--- PROBLEM STATEMENT ---
Only lines holding the word "open" should be copied from the material.

--- RECORDS FOR THE TASK ---
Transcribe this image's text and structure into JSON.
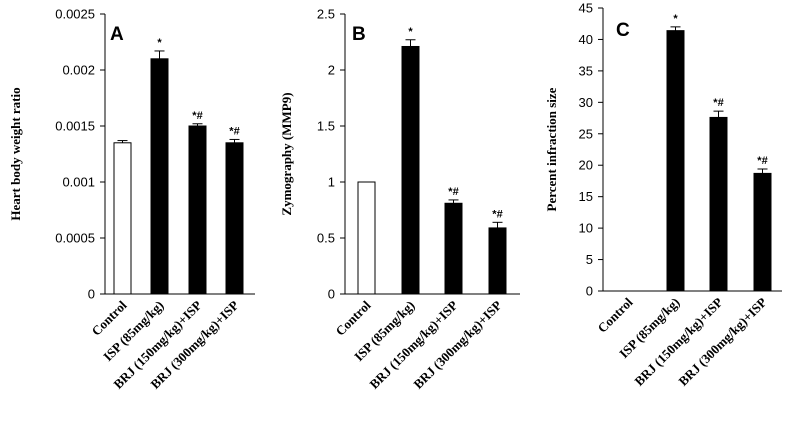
{
  "chart_data": [
    {
      "type": "bar",
      "panel": "A",
      "ylabel": "Heart body weight ratio",
      "ylim": [
        0,
        0.0025
      ],
      "yticks": [
        "0",
        "0.0005",
        "0.001",
        "0.0015",
        "0.002",
        "0.0025"
      ],
      "categories": [
        "Control",
        "ISP (85mg/kg)",
        "BRJ (150mg/kg)+ISP",
        "BRJ (300mg/kg)+ISP"
      ],
      "values": [
        0.00135,
        0.0021,
        0.0015,
        0.00135
      ],
      "errors": [
        2e-05,
        7e-05,
        2e-05,
        3e-05
      ],
      "fills": [
        "#ffffff",
        "#000000",
        "#000000",
        "#000000"
      ],
      "significance": [
        "",
        "*",
        "*#",
        "*#"
      ]
    },
    {
      "type": "bar",
      "panel": "B",
      "ylabel": "Zymography  (MMP9)",
      "ylim": [
        0,
        2.5
      ],
      "yticks": [
        "0",
        "0.5",
        "1",
        "1.5",
        "2",
        "2.5"
      ],
      "categories": [
        "Control",
        "ISP (85mg/kg)",
        "BRJ (150mg/kg)+ISP",
        "BRJ (300mg/kg)+ISP"
      ],
      "values": [
        1.0,
        2.21,
        0.81,
        0.59
      ],
      "errors": [
        0,
        0.06,
        0.03,
        0.05
      ],
      "fills": [
        "#ffffff",
        "#000000",
        "#000000",
        "#000000"
      ],
      "significance": [
        "",
        "*",
        "*#",
        "*#"
      ]
    },
    {
      "type": "bar",
      "panel": "C",
      "ylabel": "Percent   infraction size",
      "ylim": [
        0,
        45
      ],
      "yticks": [
        "0",
        "5",
        "10",
        "15",
        "20",
        "25",
        "30",
        "35",
        "40",
        "45"
      ],
      "categories": [
        "Control",
        "ISP (85mg/kg)",
        "BRJ (150mg/kg)+ISP",
        "BRJ (300mg/kg)+ISP"
      ],
      "values": [
        0,
        41.4,
        27.6,
        18.7
      ],
      "errors": [
        0,
        0.6,
        1.0,
        0.7
      ],
      "fills": [
        "#ffffff",
        "#000000",
        "#000000",
        "#000000"
      ],
      "significance": [
        "",
        "*",
        "*#",
        "*#"
      ]
    }
  ]
}
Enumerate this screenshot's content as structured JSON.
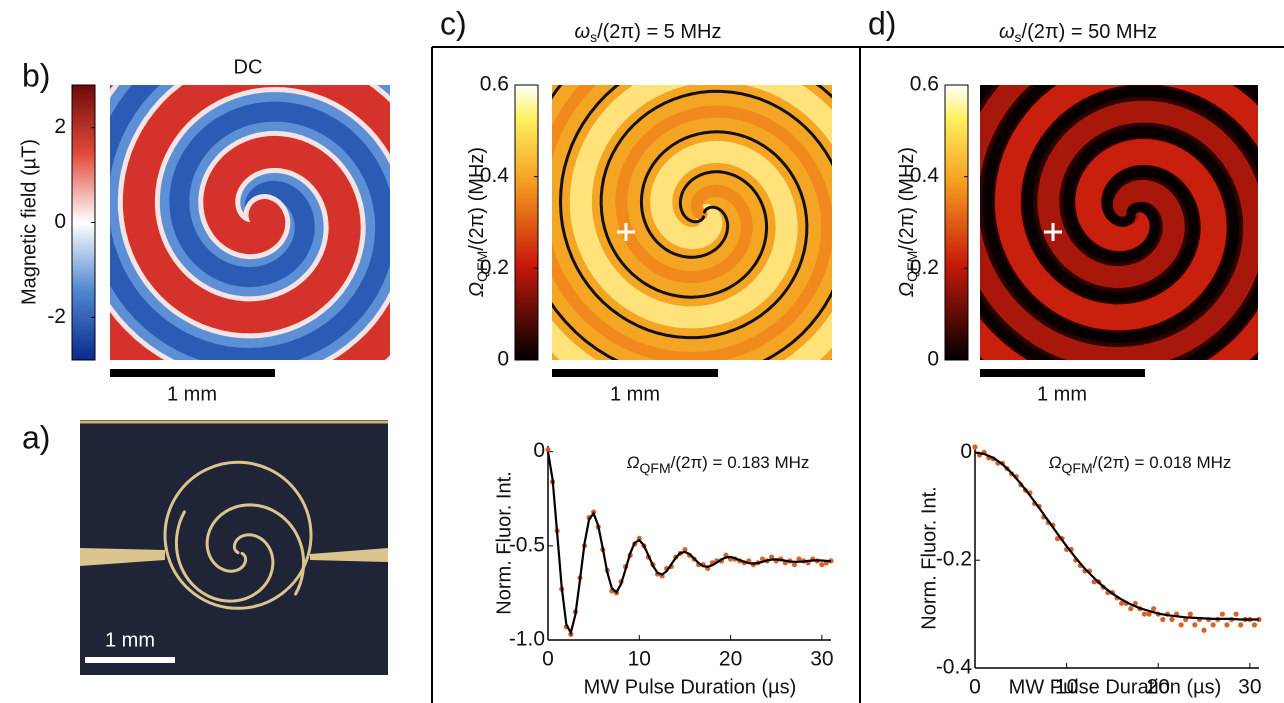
{
  "chart_data": [
    {
      "type": "colormap",
      "panel": "b)",
      "title": "DC",
      "colorbar_label": "Magnetic field (µT)",
      "colormap": "bwr",
      "ylim": [
        -2.9,
        2.9
      ],
      "yticks": [
        -2,
        0,
        2
      ],
      "scale_bar": "1 mm"
    },
    {
      "type": "photo",
      "panel": "a)",
      "scale_bar": "1 mm"
    },
    {
      "type": "colormap",
      "panel": "c)",
      "title": [
        "ω",
        "s",
        "/(2π) = 5 MHz"
      ],
      "colorbar_label": [
        "Ω",
        "QFM",
        "/(2π) (MHz)"
      ],
      "colormap": "hot",
      "ylim": [
        0,
        0.6
      ],
      "yticks": [
        0,
        0.2,
        0.4,
        0.6
      ],
      "scale_bar": "1 mm"
    },
    {
      "type": "scatter",
      "annotation": [
        "Ω",
        "QFM",
        "/(2π) = 0.183 MHz"
      ],
      "xlabel": "MW Pulse Duration (µs)",
      "ylabel": "Norm. Fluor. Int.",
      "xlim": [
        0,
        31
      ],
      "ylim": [
        -1,
        0.03
      ],
      "xticks": [
        0,
        10,
        20,
        30
      ],
      "yticks": [
        0,
        -0.5,
        {
          "value": -1,
          "label": "-1.0"
        }
      ],
      "series": [
        {
          "type": "scatter",
          "color": "#d9622b",
          "x": [
            0,
            0.5,
            1,
            1.5,
            2,
            2.5,
            3,
            3.5,
            4,
            4.5,
            5,
            5.5,
            6,
            6.5,
            7,
            7.5,
            8,
            8.5,
            9,
            9.5,
            10,
            10.5,
            11,
            11.5,
            12,
            12.5,
            13,
            13.5,
            14,
            14.5,
            15,
            15.5,
            16,
            16.5,
            17,
            17.5,
            18,
            18.5,
            19,
            19.5,
            20,
            20.5,
            21,
            21.5,
            22,
            22.5,
            23,
            23.5,
            24,
            24.5,
            25,
            25.5,
            26,
            26.5,
            27,
            27.5,
            28,
            28.5,
            29,
            29.5,
            30,
            30.5,
            31
          ],
          "values": [
            0.01,
            -0.16,
            -0.42,
            -0.73,
            -0.93,
            -0.97,
            -0.85,
            -0.67,
            -0.5,
            -0.35,
            -0.32,
            -0.4,
            -0.52,
            -0.63,
            -0.74,
            -0.75,
            -0.69,
            -0.61,
            -0.55,
            -0.49,
            -0.46,
            -0.5,
            -0.56,
            -0.6,
            -0.65,
            -0.66,
            -0.62,
            -0.61,
            -0.56,
            -0.54,
            -0.52,
            -0.55,
            -0.57,
            -0.6,
            -0.6,
            -0.62,
            -0.59,
            -0.58,
            -0.58,
            -0.55,
            -0.57,
            -0.57,
            -0.58,
            -0.59,
            -0.58,
            -0.6,
            -0.59,
            -0.57,
            -0.58,
            -0.56,
            -0.58,
            -0.57,
            -0.59,
            -0.58,
            -0.6,
            -0.57,
            -0.58,
            -0.59,
            -0.57,
            -0.58,
            -0.6,
            -0.59,
            -0.58
          ]
        },
        {
          "type": "line",
          "color": "#000000",
          "x": [
            0,
            0.5,
            1,
            1.5,
            2,
            2.5,
            3,
            3.5,
            4,
            4.5,
            5,
            5.5,
            6,
            6.5,
            7,
            7.5,
            8,
            8.5,
            9,
            9.5,
            10,
            10.5,
            11,
            11.5,
            12,
            12.5,
            13,
            13.5,
            14,
            14.5,
            15,
            15.5,
            16,
            16.5,
            17,
            17.5,
            18,
            18.5,
            19,
            19.5,
            20,
            20.5,
            21,
            21.5,
            22,
            22.5,
            23,
            23.5,
            24,
            24.5,
            25,
            25.5,
            26,
            26.5,
            27,
            27.5,
            28,
            28.5,
            29,
            29.5,
            30,
            30.5,
            31
          ],
          "values": [
            0,
            -0.148,
            -0.428,
            -0.72,
            -0.916,
            -0.962,
            -0.865,
            -0.68,
            -0.488,
            -0.359,
            -0.328,
            -0.392,
            -0.514,
            -0.641,
            -0.726,
            -0.746,
            -0.704,
            -0.624,
            -0.54,
            -0.484,
            -0.47,
            -0.498,
            -0.551,
            -0.606,
            -0.643,
            -0.652,
            -0.634,
            -0.599,
            -0.563,
            -0.538,
            -0.532,
            -0.544,
            -0.568,
            -0.591,
            -0.608,
            -0.611,
            -0.603,
            -0.588,
            -0.572,
            -0.562,
            -0.559,
            -0.566,
            -0.576,
            -0.585,
            -0.592,
            -0.594,
            -0.591,
            -0.585,
            -0.578,
            -0.573,
            -0.572,
            -0.575,
            -0.579,
            -0.583,
            -0.585,
            -0.585,
            -0.583,
            -0.58,
            -0.578,
            -0.577,
            -0.578,
            -0.58,
            -0.581
          ]
        }
      ]
    },
    {
      "type": "colormap",
      "panel": "d)",
      "title": [
        "ω",
        "s",
        "/(2π) = 50 MHz"
      ],
      "colorbar_label": [
        "Ω",
        "QFM",
        "/(2π) (MHz)"
      ],
      "colormap": "hot",
      "ylim": [
        0,
        0.6
      ],
      "yticks": [
        0,
        0.2,
        0.4,
        0.6
      ],
      "scale_bar": "1 mm"
    },
    {
      "type": "scatter",
      "annotation": [
        "Ω",
        "QFM",
        "/(2π) = 0.018 MHz"
      ],
      "xlabel": "MW Pulse Duration (µs)",
      "ylabel": "Norm. Fluor. Int.",
      "xlim": [
        0,
        31
      ],
      "ylim": [
        -0.4,
        0.01
      ],
      "xticks": [
        0,
        10,
        20,
        30
      ],
      "yticks": [
        0,
        -0.2,
        -0.4
      ],
      "series": [
        {
          "type": "scatter",
          "color": "#d9622b",
          "x": [
            0,
            0.5,
            1,
            1.5,
            2,
            2.5,
            3,
            3.5,
            4,
            4.5,
            5,
            5.5,
            6,
            6.5,
            7,
            7.5,
            8,
            8.5,
            9,
            9.5,
            10,
            10.5,
            11,
            11.5,
            12,
            12.5,
            13,
            13.5,
            14,
            14.5,
            15,
            15.5,
            16,
            16.5,
            17,
            17.5,
            18,
            18.5,
            19,
            19.5,
            20,
            20.5,
            21,
            21.5,
            22,
            22.5,
            23,
            23.5,
            24,
            24.5,
            25,
            25.5,
            26,
            26.5,
            27,
            27.5,
            28,
            28.5,
            29,
            29.5,
            30,
            30.5,
            31
          ],
          "values": [
            0.01,
            -0.005,
            0,
            -0.01,
            -0.012,
            -0.02,
            -0.02,
            -0.03,
            -0.04,
            -0.045,
            -0.06,
            -0.07,
            -0.075,
            -0.095,
            -0.1,
            -0.12,
            -0.13,
            -0.135,
            -0.16,
            -0.16,
            -0.18,
            -0.18,
            -0.2,
            -0.21,
            -0.22,
            -0.22,
            -0.24,
            -0.24,
            -0.25,
            -0.26,
            -0.26,
            -0.27,
            -0.28,
            -0.28,
            -0.29,
            -0.28,
            -0.29,
            -0.3,
            -0.3,
            -0.29,
            -0.3,
            -0.31,
            -0.3,
            -0.31,
            -0.3,
            -0.32,
            -0.31,
            -0.3,
            -0.32,
            -0.31,
            -0.33,
            -0.31,
            -0.32,
            -0.31,
            -0.3,
            -0.32,
            -0.31,
            -0.3,
            -0.32,
            -0.31,
            -0.31,
            -0.32,
            -0.31
          ]
        },
        {
          "type": "line",
          "color": "#000000",
          "x": [
            0,
            1,
            2,
            3,
            4,
            5,
            6,
            7,
            8,
            9,
            10,
            11,
            12,
            13,
            14,
            15,
            16,
            17,
            18,
            19,
            20,
            21,
            22,
            23,
            24,
            25,
            26,
            27,
            28,
            29,
            30,
            31
          ],
          "values": [
            0,
            -0.003,
            -0.01,
            -0.022,
            -0.038,
            -0.058,
            -0.08,
            -0.103,
            -0.127,
            -0.151,
            -0.174,
            -0.196,
            -0.216,
            -0.233,
            -0.249,
            -0.262,
            -0.273,
            -0.282,
            -0.289,
            -0.294,
            -0.299,
            -0.302,
            -0.304,
            -0.306,
            -0.307,
            -0.308,
            -0.309,
            -0.309,
            -0.309,
            -0.31,
            -0.31,
            -0.31
          ]
        }
      ]
    }
  ]
}
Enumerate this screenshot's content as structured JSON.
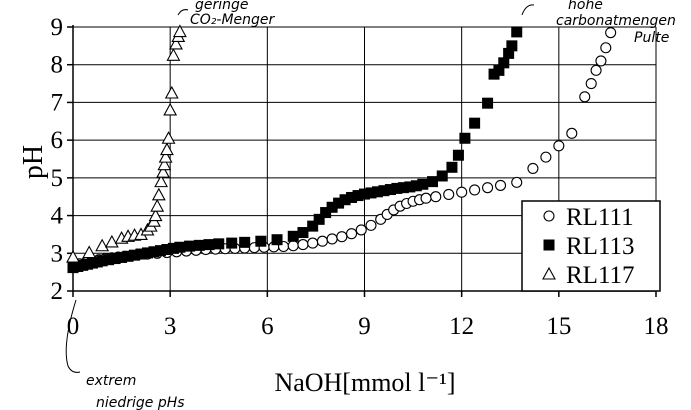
{
  "chart_data": {
    "type": "scatter",
    "title": "",
    "xlabel": "NaOH[mmol l⁻¹]",
    "ylabel": "pH",
    "xlim": [
      0,
      18
    ],
    "ylim": [
      2,
      9
    ],
    "x_ticks": [
      0,
      3,
      6,
      9,
      12,
      15,
      18
    ],
    "y_ticks": [
      2,
      3,
      4,
      5,
      6,
      7,
      8,
      9
    ],
    "grid": "horizontal and vertical",
    "legend_position": "right",
    "series": [
      {
        "name": "RL111",
        "marker": "circle-open",
        "points": [
          [
            0.0,
            2.68
          ],
          [
            0.2,
            2.72
          ],
          [
            0.4,
            2.76
          ],
          [
            0.6,
            2.8
          ],
          [
            0.8,
            2.83
          ],
          [
            1.0,
            2.86
          ],
          [
            1.2,
            2.88
          ],
          [
            1.4,
            2.9
          ],
          [
            1.6,
            2.92
          ],
          [
            1.8,
            2.94
          ],
          [
            2.0,
            2.96
          ],
          [
            2.3,
            2.98
          ],
          [
            2.6,
            3.0
          ],
          [
            2.9,
            3.02
          ],
          [
            3.2,
            3.04
          ],
          [
            3.5,
            3.06
          ],
          [
            3.8,
            3.08
          ],
          [
            4.1,
            3.1
          ],
          [
            4.4,
            3.11
          ],
          [
            4.7,
            3.12
          ],
          [
            5.0,
            3.13
          ],
          [
            5.3,
            3.14
          ],
          [
            5.6,
            3.15
          ],
          [
            5.9,
            3.16
          ],
          [
            6.2,
            3.17
          ],
          [
            6.5,
            3.18
          ],
          [
            6.8,
            3.2
          ],
          [
            7.1,
            3.23
          ],
          [
            7.4,
            3.27
          ],
          [
            7.7,
            3.32
          ],
          [
            8.0,
            3.38
          ],
          [
            8.3,
            3.44
          ],
          [
            8.6,
            3.52
          ],
          [
            8.9,
            3.62
          ],
          [
            9.2,
            3.74
          ],
          [
            9.5,
            3.9
          ],
          [
            9.7,
            4.03
          ],
          [
            9.9,
            4.15
          ],
          [
            10.1,
            4.25
          ],
          [
            10.3,
            4.32
          ],
          [
            10.5,
            4.38
          ],
          [
            10.7,
            4.42
          ],
          [
            10.9,
            4.46
          ],
          [
            11.2,
            4.5
          ],
          [
            11.6,
            4.56
          ],
          [
            12.0,
            4.62
          ],
          [
            12.4,
            4.68
          ],
          [
            12.8,
            4.74
          ],
          [
            13.2,
            4.8
          ],
          [
            13.7,
            4.88
          ],
          [
            14.2,
            5.25
          ],
          [
            14.6,
            5.55
          ],
          [
            15.0,
            5.85
          ],
          [
            15.4,
            6.18
          ],
          [
            15.8,
            7.15
          ],
          [
            16.0,
            7.5
          ],
          [
            16.15,
            7.85
          ],
          [
            16.3,
            8.1
          ],
          [
            16.45,
            8.45
          ],
          [
            16.6,
            8.85
          ]
        ]
      },
      {
        "name": "RL113",
        "marker": "square-filled",
        "points": [
          [
            0.0,
            2.62
          ],
          [
            0.15,
            2.65
          ],
          [
            0.3,
            2.68
          ],
          [
            0.45,
            2.71
          ],
          [
            0.6,
            2.74
          ],
          [
            0.75,
            2.77
          ],
          [
            0.9,
            2.8
          ],
          [
            1.1,
            2.83
          ],
          [
            1.3,
            2.86
          ],
          [
            1.5,
            2.89
          ],
          [
            1.7,
            2.92
          ],
          [
            1.9,
            2.95
          ],
          [
            2.1,
            2.98
          ],
          [
            2.3,
            3.01
          ],
          [
            2.5,
            3.04
          ],
          [
            2.7,
            3.07
          ],
          [
            2.9,
            3.1
          ],
          [
            3.1,
            3.13
          ],
          [
            3.3,
            3.16
          ],
          [
            3.6,
            3.19
          ],
          [
            3.9,
            3.21
          ],
          [
            4.2,
            3.23
          ],
          [
            4.5,
            3.25
          ],
          [
            4.9,
            3.27
          ],
          [
            5.3,
            3.29
          ],
          [
            5.8,
            3.32
          ],
          [
            6.3,
            3.36
          ],
          [
            6.8,
            3.45
          ],
          [
            7.1,
            3.55
          ],
          [
            7.4,
            3.72
          ],
          [
            7.6,
            3.9
          ],
          [
            7.8,
            4.08
          ],
          [
            8.0,
            4.22
          ],
          [
            8.2,
            4.33
          ],
          [
            8.4,
            4.42
          ],
          [
            8.6,
            4.48
          ],
          [
            8.8,
            4.53
          ],
          [
            9.0,
            4.57
          ],
          [
            9.2,
            4.6
          ],
          [
            9.4,
            4.63
          ],
          [
            9.6,
            4.66
          ],
          [
            9.8,
            4.69
          ],
          [
            10.0,
            4.72
          ],
          [
            10.2,
            4.74
          ],
          [
            10.4,
            4.76
          ],
          [
            10.6,
            4.79
          ],
          [
            10.8,
            4.83
          ],
          [
            11.1,
            4.9
          ],
          [
            11.4,
            5.05
          ],
          [
            11.7,
            5.28
          ],
          [
            11.9,
            5.6
          ],
          [
            12.1,
            6.05
          ],
          [
            12.4,
            6.45
          ],
          [
            12.8,
            6.98
          ],
          [
            13.0,
            7.75
          ],
          [
            13.15,
            7.85
          ],
          [
            13.3,
            8.05
          ],
          [
            13.45,
            8.3
          ],
          [
            13.55,
            8.5
          ],
          [
            13.7,
            8.87
          ]
        ]
      },
      {
        "name": "RL117",
        "marker": "triangle-open",
        "points": [
          [
            0.0,
            2.9
          ],
          [
            0.5,
            3.02
          ],
          [
            0.9,
            3.2
          ],
          [
            1.2,
            3.3
          ],
          [
            1.5,
            3.4
          ],
          [
            1.7,
            3.45
          ],
          [
            1.9,
            3.48
          ],
          [
            2.1,
            3.5
          ],
          [
            2.3,
            3.62
          ],
          [
            2.4,
            3.72
          ],
          [
            2.5,
            3.85
          ],
          [
            2.55,
            4.0
          ],
          [
            2.6,
            4.25
          ],
          [
            2.65,
            4.55
          ],
          [
            2.72,
            4.9
          ],
          [
            2.78,
            5.15
          ],
          [
            2.82,
            5.35
          ],
          [
            2.86,
            5.55
          ],
          [
            2.9,
            5.75
          ],
          [
            2.95,
            6.05
          ],
          [
            3.0,
            6.8
          ],
          [
            3.05,
            7.25
          ],
          [
            3.1,
            8.25
          ],
          [
            3.18,
            8.55
          ],
          [
            3.25,
            8.75
          ],
          [
            3.3,
            8.88
          ]
        ]
      }
    ]
  },
  "annotations": [
    {
      "id": "co2",
      "lines": [
        "geringe",
        "CO₂-Menger"
      ]
    },
    {
      "id": "carbonat",
      "lines": [
        "hohe",
        "carbonatmengen",
        "Pulte"
      ]
    },
    {
      "id": "extrem",
      "lines": [
        "extrem",
        "niedrige pHs"
      ]
    }
  ]
}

--- RESULT BELOW ---
        "marker": "circle-open",
        "marker": "triangle-open",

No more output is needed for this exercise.